WHAT IS BEING ASKED: Extract every line below that contains the word "title".
>> START THE DATA
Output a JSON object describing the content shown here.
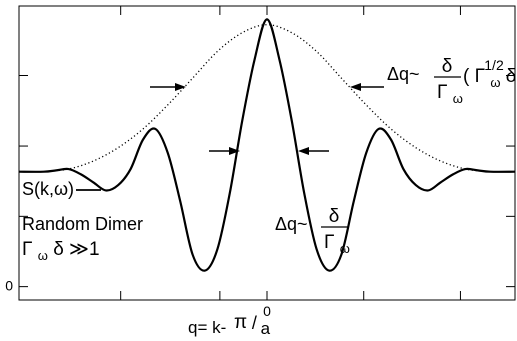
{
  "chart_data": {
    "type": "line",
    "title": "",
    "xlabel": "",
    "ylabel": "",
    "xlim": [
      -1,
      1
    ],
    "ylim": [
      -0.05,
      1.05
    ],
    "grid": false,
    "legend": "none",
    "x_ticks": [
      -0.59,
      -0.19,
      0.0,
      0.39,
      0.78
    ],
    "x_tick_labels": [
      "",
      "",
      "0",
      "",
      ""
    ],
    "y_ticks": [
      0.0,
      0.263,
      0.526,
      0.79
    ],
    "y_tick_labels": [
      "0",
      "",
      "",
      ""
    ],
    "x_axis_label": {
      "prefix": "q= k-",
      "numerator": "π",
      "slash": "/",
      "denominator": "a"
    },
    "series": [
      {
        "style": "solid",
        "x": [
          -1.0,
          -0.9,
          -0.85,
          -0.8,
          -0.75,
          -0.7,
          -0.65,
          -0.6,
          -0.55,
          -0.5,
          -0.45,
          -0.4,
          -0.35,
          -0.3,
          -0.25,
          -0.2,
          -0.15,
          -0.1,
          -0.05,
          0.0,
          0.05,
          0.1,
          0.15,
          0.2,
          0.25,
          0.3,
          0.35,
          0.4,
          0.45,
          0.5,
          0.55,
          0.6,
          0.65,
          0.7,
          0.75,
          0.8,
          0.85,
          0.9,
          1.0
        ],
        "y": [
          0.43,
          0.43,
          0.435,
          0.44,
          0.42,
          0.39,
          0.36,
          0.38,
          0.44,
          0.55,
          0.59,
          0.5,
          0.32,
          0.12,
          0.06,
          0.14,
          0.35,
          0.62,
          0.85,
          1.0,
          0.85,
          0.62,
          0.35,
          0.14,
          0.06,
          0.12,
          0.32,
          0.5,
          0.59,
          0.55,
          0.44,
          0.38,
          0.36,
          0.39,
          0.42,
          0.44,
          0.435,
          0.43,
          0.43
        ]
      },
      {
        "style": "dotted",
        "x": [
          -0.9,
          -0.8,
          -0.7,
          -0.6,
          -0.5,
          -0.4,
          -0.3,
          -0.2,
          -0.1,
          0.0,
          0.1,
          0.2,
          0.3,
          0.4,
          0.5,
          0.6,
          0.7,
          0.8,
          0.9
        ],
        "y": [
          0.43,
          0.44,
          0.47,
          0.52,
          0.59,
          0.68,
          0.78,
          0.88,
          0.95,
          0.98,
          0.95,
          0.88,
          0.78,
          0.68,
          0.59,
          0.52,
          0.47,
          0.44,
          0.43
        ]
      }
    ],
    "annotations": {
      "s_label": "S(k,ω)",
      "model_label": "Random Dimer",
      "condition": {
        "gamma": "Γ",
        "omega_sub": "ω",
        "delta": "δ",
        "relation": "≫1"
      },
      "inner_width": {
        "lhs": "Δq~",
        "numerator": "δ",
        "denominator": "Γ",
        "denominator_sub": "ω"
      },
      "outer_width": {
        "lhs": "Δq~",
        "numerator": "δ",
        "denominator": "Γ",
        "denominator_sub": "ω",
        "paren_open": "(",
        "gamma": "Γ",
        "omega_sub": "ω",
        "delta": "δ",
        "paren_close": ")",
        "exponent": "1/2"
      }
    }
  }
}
>> END THE DATA
>> START THE DATA
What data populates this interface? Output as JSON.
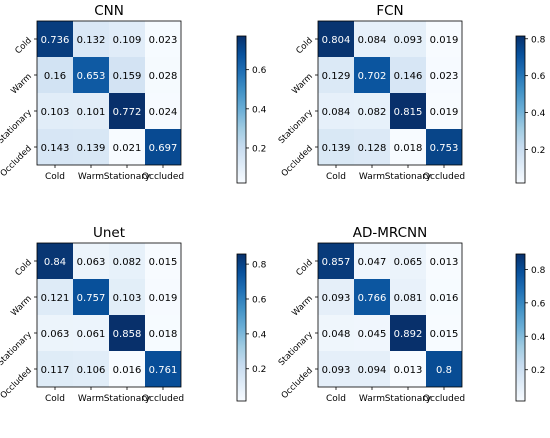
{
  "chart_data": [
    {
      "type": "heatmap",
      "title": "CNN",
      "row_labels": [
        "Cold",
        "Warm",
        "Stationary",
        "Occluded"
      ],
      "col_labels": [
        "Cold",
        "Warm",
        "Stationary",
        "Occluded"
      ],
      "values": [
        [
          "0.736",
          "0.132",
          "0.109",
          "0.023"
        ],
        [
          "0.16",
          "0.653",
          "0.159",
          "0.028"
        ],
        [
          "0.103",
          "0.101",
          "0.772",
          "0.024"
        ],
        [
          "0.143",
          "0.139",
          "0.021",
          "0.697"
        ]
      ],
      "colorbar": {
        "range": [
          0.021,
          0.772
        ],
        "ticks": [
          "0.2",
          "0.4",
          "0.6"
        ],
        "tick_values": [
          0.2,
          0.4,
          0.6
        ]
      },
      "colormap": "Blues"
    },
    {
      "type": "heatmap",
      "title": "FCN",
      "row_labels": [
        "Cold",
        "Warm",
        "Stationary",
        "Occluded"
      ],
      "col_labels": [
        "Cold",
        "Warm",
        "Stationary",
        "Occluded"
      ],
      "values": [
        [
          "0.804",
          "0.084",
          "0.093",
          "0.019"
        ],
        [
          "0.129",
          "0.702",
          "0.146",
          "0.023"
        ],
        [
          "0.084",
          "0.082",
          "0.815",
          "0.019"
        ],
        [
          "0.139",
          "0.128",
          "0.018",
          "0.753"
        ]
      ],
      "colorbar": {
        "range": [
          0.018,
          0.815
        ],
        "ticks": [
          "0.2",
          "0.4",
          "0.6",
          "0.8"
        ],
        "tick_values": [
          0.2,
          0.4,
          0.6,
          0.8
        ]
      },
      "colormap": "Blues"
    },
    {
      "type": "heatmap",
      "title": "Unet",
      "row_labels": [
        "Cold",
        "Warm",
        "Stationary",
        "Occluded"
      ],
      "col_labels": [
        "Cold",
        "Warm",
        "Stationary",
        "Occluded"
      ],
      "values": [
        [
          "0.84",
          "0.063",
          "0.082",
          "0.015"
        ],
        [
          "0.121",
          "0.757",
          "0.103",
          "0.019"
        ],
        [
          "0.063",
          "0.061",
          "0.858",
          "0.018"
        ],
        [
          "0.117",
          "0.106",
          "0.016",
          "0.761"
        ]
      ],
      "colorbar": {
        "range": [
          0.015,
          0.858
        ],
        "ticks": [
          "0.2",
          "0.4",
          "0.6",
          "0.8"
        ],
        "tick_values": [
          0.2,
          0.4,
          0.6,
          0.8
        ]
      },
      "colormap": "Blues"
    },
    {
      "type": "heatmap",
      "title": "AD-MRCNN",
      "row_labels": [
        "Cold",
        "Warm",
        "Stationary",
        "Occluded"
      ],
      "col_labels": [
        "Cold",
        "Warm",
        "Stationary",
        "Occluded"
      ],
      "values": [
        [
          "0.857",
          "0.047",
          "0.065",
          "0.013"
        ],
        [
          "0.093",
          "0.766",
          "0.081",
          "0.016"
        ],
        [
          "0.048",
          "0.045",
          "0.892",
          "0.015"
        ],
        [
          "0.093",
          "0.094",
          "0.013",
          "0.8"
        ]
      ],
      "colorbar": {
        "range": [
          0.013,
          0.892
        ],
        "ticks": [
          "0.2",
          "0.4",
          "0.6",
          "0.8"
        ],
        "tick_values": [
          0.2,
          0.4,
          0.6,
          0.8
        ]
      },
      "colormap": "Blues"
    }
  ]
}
>> END THE DATA
>> START THE DATA
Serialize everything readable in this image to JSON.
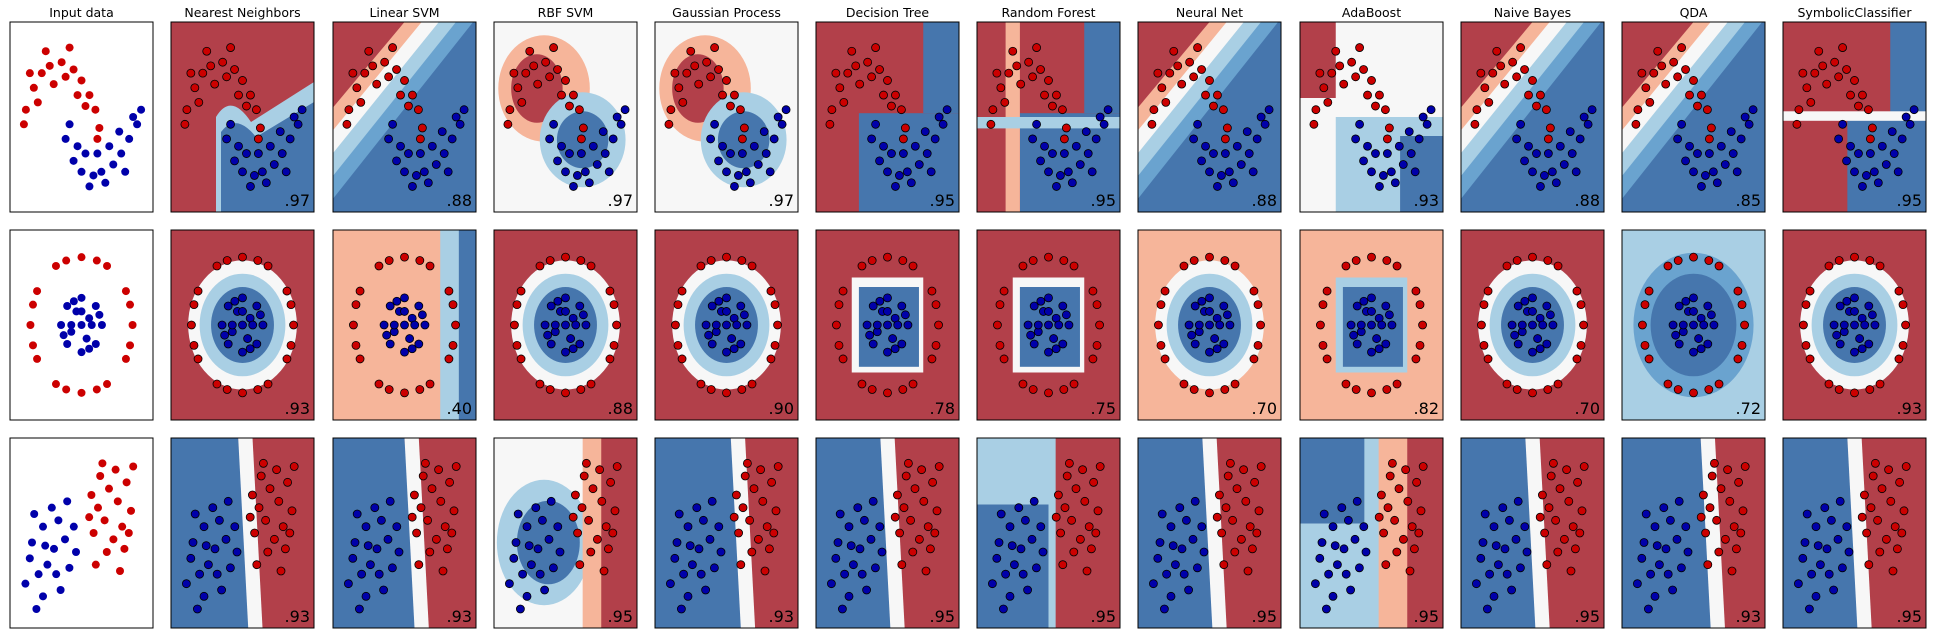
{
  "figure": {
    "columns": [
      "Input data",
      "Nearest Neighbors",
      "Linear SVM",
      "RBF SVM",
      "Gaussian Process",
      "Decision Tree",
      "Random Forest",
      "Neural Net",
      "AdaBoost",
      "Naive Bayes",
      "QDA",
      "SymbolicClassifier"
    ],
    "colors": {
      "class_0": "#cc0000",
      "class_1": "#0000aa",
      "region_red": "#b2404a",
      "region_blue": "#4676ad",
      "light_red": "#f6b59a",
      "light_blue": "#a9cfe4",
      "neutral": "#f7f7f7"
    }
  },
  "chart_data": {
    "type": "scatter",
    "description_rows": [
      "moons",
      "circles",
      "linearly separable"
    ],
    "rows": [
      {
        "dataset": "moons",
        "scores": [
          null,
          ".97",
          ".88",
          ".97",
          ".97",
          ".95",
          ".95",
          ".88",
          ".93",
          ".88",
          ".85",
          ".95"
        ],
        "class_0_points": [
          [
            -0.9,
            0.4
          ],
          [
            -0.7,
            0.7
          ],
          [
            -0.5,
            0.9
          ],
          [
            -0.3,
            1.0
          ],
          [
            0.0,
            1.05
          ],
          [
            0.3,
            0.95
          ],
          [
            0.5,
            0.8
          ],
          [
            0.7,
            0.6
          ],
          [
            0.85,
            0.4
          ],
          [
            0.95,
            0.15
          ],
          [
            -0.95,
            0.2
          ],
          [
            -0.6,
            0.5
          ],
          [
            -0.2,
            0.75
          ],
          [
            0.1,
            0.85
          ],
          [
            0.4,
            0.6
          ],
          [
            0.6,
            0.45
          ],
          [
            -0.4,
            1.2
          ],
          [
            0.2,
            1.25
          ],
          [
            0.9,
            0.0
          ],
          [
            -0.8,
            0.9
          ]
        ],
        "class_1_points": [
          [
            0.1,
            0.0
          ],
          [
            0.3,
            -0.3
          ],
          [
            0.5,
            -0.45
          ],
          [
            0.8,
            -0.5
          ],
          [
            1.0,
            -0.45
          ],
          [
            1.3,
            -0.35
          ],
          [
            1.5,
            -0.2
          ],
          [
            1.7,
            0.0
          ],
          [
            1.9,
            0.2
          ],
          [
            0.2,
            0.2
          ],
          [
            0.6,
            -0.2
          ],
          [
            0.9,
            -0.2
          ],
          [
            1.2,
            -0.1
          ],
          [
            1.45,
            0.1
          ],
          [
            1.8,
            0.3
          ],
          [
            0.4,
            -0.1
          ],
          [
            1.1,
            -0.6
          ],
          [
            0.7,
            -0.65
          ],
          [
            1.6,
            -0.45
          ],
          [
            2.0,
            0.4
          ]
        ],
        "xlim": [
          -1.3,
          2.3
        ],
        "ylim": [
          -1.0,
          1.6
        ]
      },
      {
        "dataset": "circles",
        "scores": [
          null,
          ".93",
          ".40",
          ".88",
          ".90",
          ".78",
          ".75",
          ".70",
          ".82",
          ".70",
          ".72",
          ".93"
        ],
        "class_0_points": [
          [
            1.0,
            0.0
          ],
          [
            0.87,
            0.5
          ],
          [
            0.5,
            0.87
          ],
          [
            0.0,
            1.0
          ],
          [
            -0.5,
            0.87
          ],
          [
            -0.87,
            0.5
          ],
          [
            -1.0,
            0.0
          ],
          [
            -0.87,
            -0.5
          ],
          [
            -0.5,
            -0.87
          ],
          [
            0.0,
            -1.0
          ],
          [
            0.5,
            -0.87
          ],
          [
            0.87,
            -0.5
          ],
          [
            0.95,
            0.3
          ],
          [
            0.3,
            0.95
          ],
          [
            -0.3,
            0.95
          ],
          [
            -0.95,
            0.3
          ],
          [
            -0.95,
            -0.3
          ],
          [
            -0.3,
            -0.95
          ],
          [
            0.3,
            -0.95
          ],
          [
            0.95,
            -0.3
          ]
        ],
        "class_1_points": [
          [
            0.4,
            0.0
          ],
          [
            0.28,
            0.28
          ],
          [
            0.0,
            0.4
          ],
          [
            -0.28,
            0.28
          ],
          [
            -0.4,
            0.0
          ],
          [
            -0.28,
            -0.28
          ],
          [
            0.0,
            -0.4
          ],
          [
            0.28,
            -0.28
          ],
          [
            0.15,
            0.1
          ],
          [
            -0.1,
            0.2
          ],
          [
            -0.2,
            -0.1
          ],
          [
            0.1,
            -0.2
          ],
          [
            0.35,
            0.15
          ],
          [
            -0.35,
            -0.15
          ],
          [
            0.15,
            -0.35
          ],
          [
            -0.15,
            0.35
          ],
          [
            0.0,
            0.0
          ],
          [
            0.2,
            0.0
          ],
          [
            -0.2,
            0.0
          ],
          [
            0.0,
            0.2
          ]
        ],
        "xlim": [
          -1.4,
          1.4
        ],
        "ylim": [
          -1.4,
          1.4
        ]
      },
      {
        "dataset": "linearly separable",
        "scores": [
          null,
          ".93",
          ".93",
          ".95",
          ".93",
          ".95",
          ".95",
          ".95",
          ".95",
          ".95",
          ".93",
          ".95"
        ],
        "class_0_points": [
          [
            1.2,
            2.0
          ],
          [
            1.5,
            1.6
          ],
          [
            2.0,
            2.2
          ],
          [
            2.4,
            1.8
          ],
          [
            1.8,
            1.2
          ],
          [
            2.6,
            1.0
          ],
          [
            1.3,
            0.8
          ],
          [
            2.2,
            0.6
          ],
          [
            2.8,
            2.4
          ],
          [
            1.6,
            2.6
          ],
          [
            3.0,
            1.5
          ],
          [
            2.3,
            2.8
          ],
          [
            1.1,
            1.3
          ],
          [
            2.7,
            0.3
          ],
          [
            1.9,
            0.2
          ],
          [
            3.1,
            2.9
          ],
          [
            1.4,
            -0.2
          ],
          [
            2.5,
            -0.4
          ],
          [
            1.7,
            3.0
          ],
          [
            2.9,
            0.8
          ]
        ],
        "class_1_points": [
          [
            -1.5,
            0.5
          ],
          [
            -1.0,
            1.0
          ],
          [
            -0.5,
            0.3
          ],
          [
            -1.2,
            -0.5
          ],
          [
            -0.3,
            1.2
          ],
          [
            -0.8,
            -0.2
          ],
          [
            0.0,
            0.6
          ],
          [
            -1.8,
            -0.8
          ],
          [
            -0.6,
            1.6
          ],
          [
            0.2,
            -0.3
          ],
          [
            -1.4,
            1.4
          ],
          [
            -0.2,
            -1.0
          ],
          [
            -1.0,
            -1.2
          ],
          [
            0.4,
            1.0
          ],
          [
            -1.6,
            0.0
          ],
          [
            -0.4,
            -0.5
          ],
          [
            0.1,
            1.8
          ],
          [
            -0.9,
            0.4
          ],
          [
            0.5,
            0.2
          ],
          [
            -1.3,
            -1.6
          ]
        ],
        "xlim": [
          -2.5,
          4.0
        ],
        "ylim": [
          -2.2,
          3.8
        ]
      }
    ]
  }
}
>> END THE DATA
FULL ANSWER:
    "title": "",
      "title": "CNN",
      "title": "FCN",
      "title": "Unet",
      "title": "AD-MRCNN",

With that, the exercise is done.